Einträge =
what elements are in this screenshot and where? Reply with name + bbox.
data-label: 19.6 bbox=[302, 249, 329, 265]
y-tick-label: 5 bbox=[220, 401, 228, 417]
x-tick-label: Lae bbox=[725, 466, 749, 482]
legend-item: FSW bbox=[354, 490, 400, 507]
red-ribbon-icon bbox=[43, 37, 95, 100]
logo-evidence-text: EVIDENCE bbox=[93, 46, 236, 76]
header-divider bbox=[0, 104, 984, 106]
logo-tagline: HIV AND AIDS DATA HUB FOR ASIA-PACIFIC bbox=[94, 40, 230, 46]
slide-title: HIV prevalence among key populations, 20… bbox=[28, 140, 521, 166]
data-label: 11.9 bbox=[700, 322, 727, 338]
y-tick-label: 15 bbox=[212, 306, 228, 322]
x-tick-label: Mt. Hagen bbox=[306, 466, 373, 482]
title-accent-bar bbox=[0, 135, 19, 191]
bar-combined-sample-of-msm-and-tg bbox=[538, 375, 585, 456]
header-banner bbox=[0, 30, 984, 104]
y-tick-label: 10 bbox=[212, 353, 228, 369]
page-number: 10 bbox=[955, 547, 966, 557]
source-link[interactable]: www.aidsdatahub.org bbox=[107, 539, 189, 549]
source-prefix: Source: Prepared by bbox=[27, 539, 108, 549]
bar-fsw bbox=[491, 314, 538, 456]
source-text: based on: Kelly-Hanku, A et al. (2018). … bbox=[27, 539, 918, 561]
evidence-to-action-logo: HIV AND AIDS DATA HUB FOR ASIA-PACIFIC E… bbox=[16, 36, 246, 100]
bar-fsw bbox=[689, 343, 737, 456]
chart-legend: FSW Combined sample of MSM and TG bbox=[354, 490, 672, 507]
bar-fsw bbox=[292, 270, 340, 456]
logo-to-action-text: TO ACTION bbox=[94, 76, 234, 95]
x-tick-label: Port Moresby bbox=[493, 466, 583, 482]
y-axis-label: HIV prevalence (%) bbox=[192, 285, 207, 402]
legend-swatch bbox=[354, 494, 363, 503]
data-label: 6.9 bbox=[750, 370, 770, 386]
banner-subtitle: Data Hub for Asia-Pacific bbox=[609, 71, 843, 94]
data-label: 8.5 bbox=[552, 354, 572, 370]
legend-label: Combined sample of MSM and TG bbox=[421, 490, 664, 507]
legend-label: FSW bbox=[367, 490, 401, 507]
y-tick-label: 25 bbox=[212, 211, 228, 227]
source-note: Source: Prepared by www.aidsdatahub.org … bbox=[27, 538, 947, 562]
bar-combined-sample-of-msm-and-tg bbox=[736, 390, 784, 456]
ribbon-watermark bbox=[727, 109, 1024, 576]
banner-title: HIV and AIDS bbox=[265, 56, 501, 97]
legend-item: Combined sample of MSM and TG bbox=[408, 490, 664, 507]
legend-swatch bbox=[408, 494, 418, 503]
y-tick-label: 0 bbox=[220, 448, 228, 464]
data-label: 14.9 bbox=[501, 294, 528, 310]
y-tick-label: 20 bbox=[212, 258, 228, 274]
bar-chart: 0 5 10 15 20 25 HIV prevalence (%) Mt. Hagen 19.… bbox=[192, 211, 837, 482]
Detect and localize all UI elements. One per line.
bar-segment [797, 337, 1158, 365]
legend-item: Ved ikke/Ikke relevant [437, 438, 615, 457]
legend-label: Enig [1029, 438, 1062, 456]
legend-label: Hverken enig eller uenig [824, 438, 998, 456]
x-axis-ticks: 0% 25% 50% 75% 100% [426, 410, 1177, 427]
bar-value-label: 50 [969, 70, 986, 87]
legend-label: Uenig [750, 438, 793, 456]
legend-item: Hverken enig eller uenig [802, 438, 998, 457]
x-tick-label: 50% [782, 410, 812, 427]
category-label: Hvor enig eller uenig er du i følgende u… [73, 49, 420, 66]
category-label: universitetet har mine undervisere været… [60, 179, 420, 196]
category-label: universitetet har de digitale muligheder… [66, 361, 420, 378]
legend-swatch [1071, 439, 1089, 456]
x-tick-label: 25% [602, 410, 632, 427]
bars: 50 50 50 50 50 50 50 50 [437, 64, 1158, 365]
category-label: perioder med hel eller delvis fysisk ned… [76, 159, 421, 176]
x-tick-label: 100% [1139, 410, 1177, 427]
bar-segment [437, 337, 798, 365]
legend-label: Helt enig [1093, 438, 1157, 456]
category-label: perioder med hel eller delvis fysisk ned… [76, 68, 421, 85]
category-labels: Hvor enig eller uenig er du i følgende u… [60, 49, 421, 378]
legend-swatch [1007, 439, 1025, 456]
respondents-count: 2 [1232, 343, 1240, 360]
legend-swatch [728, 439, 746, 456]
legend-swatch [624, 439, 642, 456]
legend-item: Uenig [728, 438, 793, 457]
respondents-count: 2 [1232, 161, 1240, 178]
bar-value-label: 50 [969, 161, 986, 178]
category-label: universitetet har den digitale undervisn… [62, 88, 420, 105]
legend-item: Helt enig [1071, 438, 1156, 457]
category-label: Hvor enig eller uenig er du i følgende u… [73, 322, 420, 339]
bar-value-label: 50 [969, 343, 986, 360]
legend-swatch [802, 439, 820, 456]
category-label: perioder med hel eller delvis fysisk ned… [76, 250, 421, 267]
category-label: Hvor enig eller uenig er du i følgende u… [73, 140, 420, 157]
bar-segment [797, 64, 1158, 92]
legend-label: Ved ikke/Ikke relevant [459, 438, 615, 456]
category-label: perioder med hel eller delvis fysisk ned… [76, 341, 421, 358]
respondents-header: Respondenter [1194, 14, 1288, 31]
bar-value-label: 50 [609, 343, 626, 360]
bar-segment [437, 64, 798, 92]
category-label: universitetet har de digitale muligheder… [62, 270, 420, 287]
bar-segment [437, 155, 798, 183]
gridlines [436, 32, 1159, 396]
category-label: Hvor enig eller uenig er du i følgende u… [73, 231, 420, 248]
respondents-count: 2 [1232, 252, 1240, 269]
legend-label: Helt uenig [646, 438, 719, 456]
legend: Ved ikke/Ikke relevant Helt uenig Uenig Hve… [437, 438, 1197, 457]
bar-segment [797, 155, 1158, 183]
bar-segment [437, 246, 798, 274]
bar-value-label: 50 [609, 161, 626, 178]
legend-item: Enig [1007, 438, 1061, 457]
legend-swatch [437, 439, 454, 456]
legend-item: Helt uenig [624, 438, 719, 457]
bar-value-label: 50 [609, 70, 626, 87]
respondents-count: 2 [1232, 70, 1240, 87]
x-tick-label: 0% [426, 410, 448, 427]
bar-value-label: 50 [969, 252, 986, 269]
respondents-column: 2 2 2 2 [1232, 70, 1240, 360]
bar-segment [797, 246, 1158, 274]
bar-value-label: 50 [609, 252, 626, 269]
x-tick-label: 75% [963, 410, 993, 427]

Arbeitsanweisung =
Formatiere alle Einträge oben als nummerierte Liste und lass Leerzeilen weg.

Vollständige Lösung =
1. what elements are in this screenshot and where? Reply with name + bbox.
2. data-label: 19.6 bbox=[302, 249, 329, 265]
3. y-tick-label: 5 bbox=[220, 401, 228, 417]
4. x-tick-label: Lae bbox=[725, 466, 749, 482]
5. legend-item: FSW bbox=[354, 490, 400, 507]
6. red-ribbon-icon bbox=[43, 37, 95, 100]
7. logo-evidence-text: EVIDENCE bbox=[93, 46, 236, 76]
8. header-divider bbox=[0, 104, 984, 106]
9. logo-tagline: HIV AND AIDS DATA HUB FOR ASIA-PACIFIC bbox=[94, 40, 230, 46]
10. slide-title: HIV prevalence among key populations, 20… bbox=[28, 140, 521, 166]
11. data-label: 11.9 bbox=[700, 322, 727, 338]
12. y-tick-label: 15 bbox=[212, 306, 228, 322]
13. x-tick-label: Mt. Hagen bbox=[306, 466, 373, 482]
14. title-accent-bar bbox=[0, 135, 19, 191]
15. bar-combined-sample-of-msm-and-tg bbox=[538, 375, 585, 456]
16. header-banner bbox=[0, 30, 984, 104]
17. y-tick-label: 10 bbox=[212, 353, 228, 369]
18. page-number: 10 bbox=[955, 547, 966, 557]
19. source-link[interactable]: www.aidsdatahub.org bbox=[107, 539, 189, 549]
20. source-prefix: Source: Prepared by bbox=[27, 539, 108, 549]
21. bar-fsw bbox=[491, 314, 538, 456]
22. source-text: based on: Kelly-Hanku, A et al. (2018). … bbox=[27, 539, 918, 561]
23. evidence-to-action-logo: HIV AND AIDS DATA HUB FOR ASIA-PACIFIC E… bbox=[16, 36, 246, 100]
24. bar-fsw bbox=[689, 343, 737, 456]
25. chart-legend: FSW Combined sample of MSM and TG bbox=[354, 490, 672, 507]
26. bar-fsw bbox=[292, 270, 340, 456]
27. logo-to-action-text: TO ACTION bbox=[94, 76, 234, 95]
28. x-tick-label: Port Moresby bbox=[493, 466, 583, 482]
29. y-axis-label: HIV prevalence (%) bbox=[192, 285, 207, 402]
30. legend-swatch bbox=[354, 494, 363, 503]
31. data-label: 6.9 bbox=[750, 370, 770, 386]
32. banner-subtitle: Data Hub for Asia-Pacific bbox=[609, 71, 843, 94]
33. data-label: 8.5 bbox=[552, 354, 572, 370]
34. legend-label: Combined sample of MSM and TG bbox=[421, 490, 664, 507]
35. legend-label: FSW bbox=[367, 490, 401, 507]
36. y-tick-label: 25 bbox=[212, 211, 228, 227]
37. source-note: Source: Prepared by www.aidsdatahub.org … bbox=[27, 538, 947, 562]
38. bar-combined-sample-of-msm-and-tg bbox=[736, 390, 784, 456]
39. ribbon-watermark bbox=[727, 109, 1024, 576]
40. banner-title: HIV and AIDS bbox=[265, 56, 501, 97]
41. legend-item: Combined sample of MSM and TG bbox=[408, 490, 664, 507]
42. legend-swatch bbox=[408, 494, 418, 503]
43. y-tick-label: 0 bbox=[220, 448, 228, 464]
44. data-label: 14.9 bbox=[501, 294, 528, 310]
45. y-tick-label: 20 bbox=[212, 258, 228, 274]
46. bar-chart: 0 5 10 15 20 25 HIV prevalence (%) Mt. Hagen 19.… bbox=[192, 211, 837, 482]
47. Detect and localize all UI elements. One per line.
48. bar-segment [797, 337, 1158, 365]
49. legend-item: Ved ikke/Ikke relevant [437, 438, 615, 457]
50. legend-label: Enig [1029, 438, 1062, 456]
51. legend-label: Hverken enig eller uenig [824, 438, 998, 456]
52. x-axis-ticks: 0% 25% 50% 75% 100% [426, 410, 1177, 427]
53. bar-value-label: 50 [969, 70, 986, 87]
54. legend-label: Uenig [750, 438, 793, 456]
55. legend-item: Hverken enig eller uenig [802, 438, 998, 457]
56. x-tick-label: 50% [782, 410, 812, 427]
57. category-label: Hvor enig eller uenig er du i følgende u… [73, 49, 420, 66]
58. category-label: universitetet har mine undervisere været… [60, 179, 420, 196]
59. category-label: universitetet har de digitale muligheder… [66, 361, 420, 378]
60. legend-swatch [1071, 439, 1089, 456]
61. x-tick-label: 25% [602, 410, 632, 427]
62. bars: 50 50 50 50 50 50 50 50 [437, 64, 1158, 365]
63. category-label: perioder med hel eller delvis fysisk ned… [76, 159, 421, 176]
64. x-tick-label: 100% [1139, 410, 1177, 427]
65. bar-segment [437, 337, 798, 365]
66. legend-label: Helt enig [1093, 438, 1157, 456]
67. category-label: perioder med hel eller delvis fysisk ned… [76, 68, 421, 85]
68. category-labels: Hvor enig eller uenig er du i følgende u… [60, 49, 421, 378]
69. legend-swatch [1007, 439, 1025, 456]
70. respondents-count: 2 [1232, 343, 1240, 360]
71. legend-swatch [728, 439, 746, 456]
72. legend-swatch [624, 439, 642, 456]
73. legend-item: Uenig [728, 438, 793, 457]
74. respondents-count: 2 [1232, 161, 1240, 178]
75. bar-value-label: 50 [969, 161, 986, 178]
76. category-label: universitetet har den digitale undervisn… [62, 88, 420, 105]
77. legend-item: Helt enig [1071, 438, 1156, 457]
78. category-label: Hvor enig eller uenig er du i følgende u… [73, 322, 420, 339]
79. bar-value-label: 50 [969, 343, 986, 360]
80. legend-swatch [802, 439, 820, 456]
81. category-label: perioder med hel eller delvis fysisk ned… [76, 250, 421, 267]
82. category-label: Hvor enig eller uenig er du i følgende u… [73, 140, 420, 157]
83. bar-segment [797, 64, 1158, 92]
84. legend-label: Ved ikke/Ikke relevant [459, 438, 615, 456]
85. category-label: perioder med hel eller delvis fysisk ned… [76, 341, 421, 358]
86. respondents-header: Respondenter [1194, 14, 1288, 31]
87. bar-value-label: 50 [609, 343, 626, 360]
88. bar-segment [437, 64, 798, 92]
89. category-label: universitetet har de digitale muligheder… [62, 270, 420, 287]
90. bar-segment [437, 155, 798, 183]
91. gridlines [436, 32, 1159, 396]
92. category-label: Hvor enig eller uenig er du i følgende u… [73, 231, 420, 248]
93. respondents-count: 2 [1232, 252, 1240, 269]
94. legend-label: Helt uenig [646, 438, 719, 456]
95. legend: Ved ikke/Ikke relevant Helt uenig Uenig Hve… [437, 438, 1197, 457]
96. bar-segment [797, 155, 1158, 183]
97. bar-segment [437, 246, 798, 274]
98. bar-value-label: 50 [609, 161, 626, 178]
99. legend-item: Enig [1007, 438, 1061, 457]
100. legend-swatch [437, 439, 454, 456]
101. legend-item: Helt uenig [624, 438, 719, 457]
102. bar-value-label: 50 [609, 70, 626, 87]
103. respondents-count: 2 [1232, 70, 1240, 87]
104. x-tick-label: 0% [426, 410, 448, 427]
105. bar-value-label: 50 [969, 252, 986, 269]
106. respondents-column: 2 2 2 2 [1232, 70, 1240, 360]
107. bar-segment [797, 246, 1158, 274]
108. bar-value-label: 50 [609, 252, 626, 269]
109. x-tick-label: 75% [963, 410, 993, 427]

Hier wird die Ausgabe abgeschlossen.